▸ **Requirement**: Below is a set of records; restate each one word for word.

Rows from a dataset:
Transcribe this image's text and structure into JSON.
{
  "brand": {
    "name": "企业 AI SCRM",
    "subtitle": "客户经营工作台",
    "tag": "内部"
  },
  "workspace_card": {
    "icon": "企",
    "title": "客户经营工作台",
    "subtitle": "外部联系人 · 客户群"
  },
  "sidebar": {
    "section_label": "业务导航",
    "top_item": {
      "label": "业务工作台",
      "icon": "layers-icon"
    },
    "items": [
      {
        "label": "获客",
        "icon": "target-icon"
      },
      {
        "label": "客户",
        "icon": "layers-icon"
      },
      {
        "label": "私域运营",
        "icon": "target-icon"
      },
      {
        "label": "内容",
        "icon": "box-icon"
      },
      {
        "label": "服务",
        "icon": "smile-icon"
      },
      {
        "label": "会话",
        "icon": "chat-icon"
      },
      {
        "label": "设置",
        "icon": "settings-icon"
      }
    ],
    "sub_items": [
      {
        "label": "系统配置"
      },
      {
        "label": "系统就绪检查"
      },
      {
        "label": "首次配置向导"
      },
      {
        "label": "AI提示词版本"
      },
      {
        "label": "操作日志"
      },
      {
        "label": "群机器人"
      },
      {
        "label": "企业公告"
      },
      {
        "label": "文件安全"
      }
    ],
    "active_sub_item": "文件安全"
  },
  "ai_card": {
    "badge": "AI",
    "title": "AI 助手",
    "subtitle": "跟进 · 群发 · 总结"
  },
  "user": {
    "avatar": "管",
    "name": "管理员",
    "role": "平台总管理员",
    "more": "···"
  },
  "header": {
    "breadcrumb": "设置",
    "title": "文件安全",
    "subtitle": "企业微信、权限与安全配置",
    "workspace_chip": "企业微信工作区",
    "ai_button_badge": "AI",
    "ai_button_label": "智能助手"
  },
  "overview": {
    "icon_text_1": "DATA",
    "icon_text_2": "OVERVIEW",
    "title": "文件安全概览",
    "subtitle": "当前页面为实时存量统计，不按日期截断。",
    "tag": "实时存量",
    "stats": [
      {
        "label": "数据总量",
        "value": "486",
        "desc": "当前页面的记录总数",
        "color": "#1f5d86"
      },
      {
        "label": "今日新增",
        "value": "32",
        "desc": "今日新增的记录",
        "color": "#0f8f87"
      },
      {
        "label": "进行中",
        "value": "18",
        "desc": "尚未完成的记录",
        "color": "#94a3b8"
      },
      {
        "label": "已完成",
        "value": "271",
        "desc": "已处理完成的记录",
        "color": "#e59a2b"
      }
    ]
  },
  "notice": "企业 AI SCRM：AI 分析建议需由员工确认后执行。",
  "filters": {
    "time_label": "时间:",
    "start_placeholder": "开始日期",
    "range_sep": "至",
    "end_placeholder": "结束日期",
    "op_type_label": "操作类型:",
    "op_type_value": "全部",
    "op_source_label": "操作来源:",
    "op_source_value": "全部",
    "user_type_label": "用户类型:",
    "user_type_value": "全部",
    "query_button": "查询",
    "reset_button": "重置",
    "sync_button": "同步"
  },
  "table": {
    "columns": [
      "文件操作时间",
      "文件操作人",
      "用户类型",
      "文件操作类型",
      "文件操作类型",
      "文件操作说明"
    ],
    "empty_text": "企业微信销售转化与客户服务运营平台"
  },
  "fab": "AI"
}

▸ **Output for this exercise**:
Transcribe this image's text and structure into JSON.
{
  "brand": {
    "name": "企业 AI SCRM",
    "subtitle": "客户经营工作台",
    "tag": "内部"
  },
  "workspace_card": {
    "icon": "企",
    "title": "客户经营工作台",
    "subtitle": "外部联系人 · 客户群"
  },
  "sidebar": {
    "section_label": "业务导航",
    "top_item": {
      "label": "业务工作台",
      "icon": "layers-icon"
    },
    "items": [
      {
        "label": "获客",
        "icon": "target-icon"
      },
      {
        "label": "客户",
        "icon": "layers-icon"
      },
      {
        "label": "私域运营",
        "icon": "target-icon"
      },
      {
        "label": "内容",
        "icon": "box-icon"
      },
      {
        "label": "服务",
        "icon": "smile-icon"
      },
      {
        "label": "会话",
        "icon": "chat-icon"
      },
      {
        "label": "设置",
        "icon": "settings-icon"
      }
    ],
    "sub_items": [
      {
        "label": "系统配置"
      },
      {
        "label": "系统就绪检查"
      },
      {
        "label": "首次配置向导"
      },
      {
        "label": "AI提示词版本"
      },
      {
        "label": "操作日志"
      },
      {
        "label": "群机器人"
      },
      {
        "label": "企业公告"
      },
      {
        "label": "文件安全"
      }
    ],
    "active_sub_item": "文件安全"
  },
  "ai_card": {
    "badge": "AI",
    "title": "AI 助手",
    "subtitle": "跟进 · 群发 · 总结"
  },
  "user": {
    "avatar": "管",
    "name": "管理员",
    "role": "平台总管理员",
    "more": "···"
  },
  "header": {
    "breadcrumb": "设置",
    "title": "文件安全",
    "subtitle": "企业微信、权限与安全配置",
    "workspace_chip": "企业微信工作区",
    "ai_button_badge": "AI",
    "ai_button_label": "智能助手"
  },
  "overview": {
    "icon_text_1": "DATA",
    "icon_text_2": "OVERVIEW",
    "title": "文件安全概览",
    "subtitle": "当前页面为实时存量统计，不按日期截断。",
    "tag": "实时存量",
    "stats": [
      {
        "label": "数据总量",
        "value": "486",
        "desc": "当前页面的记录总数",
        "color": "#1f5d86"
      },
      {
        "label": "今日新增",
        "value": "32",
        "desc": "今日新增的记录",
        "color": "#0f8f87"
      },
      {
        "label": "进行中",
        "value": "18",
        "desc": "尚未完成的记录",
        "color": "#94a3b8"
      },
      {
        "label": "已完成",
        "value": "271",
        "desc": "已处理完成的记录",
        "color": "#e59a2b"
      }
    ]
  },
  "notice": "企业 AI SCRM：AI 分析建议需由员工确认后执行。",
  "filters": {
    "time_label": "时间:",
    "start_placeholder": "开始日期",
    "range_sep": "至",
    "end_placeholder": "结束日期",
    "op_type_label": "操作类型:",
    "op_type_value": "全部",
    "op_source_label": "操作来源:",
    "op_source_value": "全部",
    "user_type_label": "用户类型:",
    "user_type_value": "全部",
    "query_button": "查询",
    "reset_button": "重置",
    "sync_button": "同步"
  },
  "table": {
    "columns": [
      "文件操作时间",
      "文件操作人",
      "用户类型",
      "文件操作类型",
      "文件操作类型",
      "文件操作说明"
    ],
    "empty_text": "企业微信销售转化与客户服务运营平台"
  },
  "fab": "AI"
}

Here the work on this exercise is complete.